• DO THIS: Every line of the material is to be repeated exactly as it stands.

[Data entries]
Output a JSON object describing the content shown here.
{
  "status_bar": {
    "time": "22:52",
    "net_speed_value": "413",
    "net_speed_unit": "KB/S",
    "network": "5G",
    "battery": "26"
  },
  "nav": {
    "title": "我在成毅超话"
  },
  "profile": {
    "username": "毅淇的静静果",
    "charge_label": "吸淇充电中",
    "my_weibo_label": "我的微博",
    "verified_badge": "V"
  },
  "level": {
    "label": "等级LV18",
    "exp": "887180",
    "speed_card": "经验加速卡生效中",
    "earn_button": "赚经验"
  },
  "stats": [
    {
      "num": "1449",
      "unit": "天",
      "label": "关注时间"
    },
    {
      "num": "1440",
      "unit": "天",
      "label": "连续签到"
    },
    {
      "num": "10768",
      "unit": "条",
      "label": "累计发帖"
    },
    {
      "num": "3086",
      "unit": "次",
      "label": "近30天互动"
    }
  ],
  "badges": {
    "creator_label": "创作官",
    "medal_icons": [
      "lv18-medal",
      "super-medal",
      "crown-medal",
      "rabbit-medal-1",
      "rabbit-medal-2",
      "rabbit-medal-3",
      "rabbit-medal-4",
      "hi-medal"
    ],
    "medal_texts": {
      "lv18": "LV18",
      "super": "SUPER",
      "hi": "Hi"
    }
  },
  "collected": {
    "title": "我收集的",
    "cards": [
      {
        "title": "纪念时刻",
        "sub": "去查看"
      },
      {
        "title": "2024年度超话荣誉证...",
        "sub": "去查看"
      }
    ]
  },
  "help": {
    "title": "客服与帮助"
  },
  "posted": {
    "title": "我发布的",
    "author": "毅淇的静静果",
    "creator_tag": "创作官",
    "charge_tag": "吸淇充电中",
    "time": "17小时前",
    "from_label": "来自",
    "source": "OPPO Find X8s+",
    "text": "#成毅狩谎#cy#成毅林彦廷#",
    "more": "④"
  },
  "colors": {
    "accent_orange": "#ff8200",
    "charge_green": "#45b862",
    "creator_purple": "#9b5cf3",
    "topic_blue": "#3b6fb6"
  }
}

• FULL SOLUTION:
Output a JSON object describing the content shown here.
{
  "status_bar": {
    "time": "22:52",
    "net_speed_value": "413",
    "net_speed_unit": "KB/S",
    "network": "5G",
    "battery": "26"
  },
  "nav": {
    "title": "我在成毅超话"
  },
  "profile": {
    "username": "毅淇的静静果",
    "charge_label": "吸淇充电中",
    "my_weibo_label": "我的微博",
    "verified_badge": "V"
  },
  "level": {
    "label": "等级LV18",
    "exp": "887180",
    "speed_card": "经验加速卡生效中",
    "earn_button": "赚经验"
  },
  "stats": [
    {
      "num": "1449",
      "unit": "天",
      "label": "关注时间"
    },
    {
      "num": "1440",
      "unit": "天",
      "label": "连续签到"
    },
    {
      "num": "10768",
      "unit": "条",
      "label": "累计发帖"
    },
    {
      "num": "3086",
      "unit": "次",
      "label": "近30天互动"
    }
  ],
  "badges": {
    "creator_label": "创作官",
    "medal_icons": [
      "lv18-medal",
      "super-medal",
      "crown-medal",
      "rabbit-medal-1",
      "rabbit-medal-2",
      "rabbit-medal-3",
      "rabbit-medal-4",
      "hi-medal"
    ],
    "medal_texts": {
      "lv18": "LV18",
      "super": "SUPER",
      "hi": "Hi"
    }
  },
  "collected": {
    "title": "我收集的",
    "cards": [
      {
        "title": "纪念时刻",
        "sub": "去查看"
      },
      {
        "title": "2024年度超话荣誉证...",
        "sub": "去查看"
      }
    ]
  },
  "help": {
    "title": "客服与帮助"
  },
  "posted": {
    "title": "我发布的",
    "author": "毅淇的静静果",
    "creator_tag": "创作官",
    "charge_tag": "吸淇充电中",
    "time": "17小时前",
    "from_label": "来自",
    "source": "OPPO Find X8s+",
    "text": "#成毅狩谎#cy#成毅林彦廷#",
    "more": "④"
  },
  "colors": {
    "accent_orange": "#ff8200",
    "charge_green": "#45b862",
    "creator_purple": "#9b5cf3",
    "topic_blue": "#3b6fb6"
  }
}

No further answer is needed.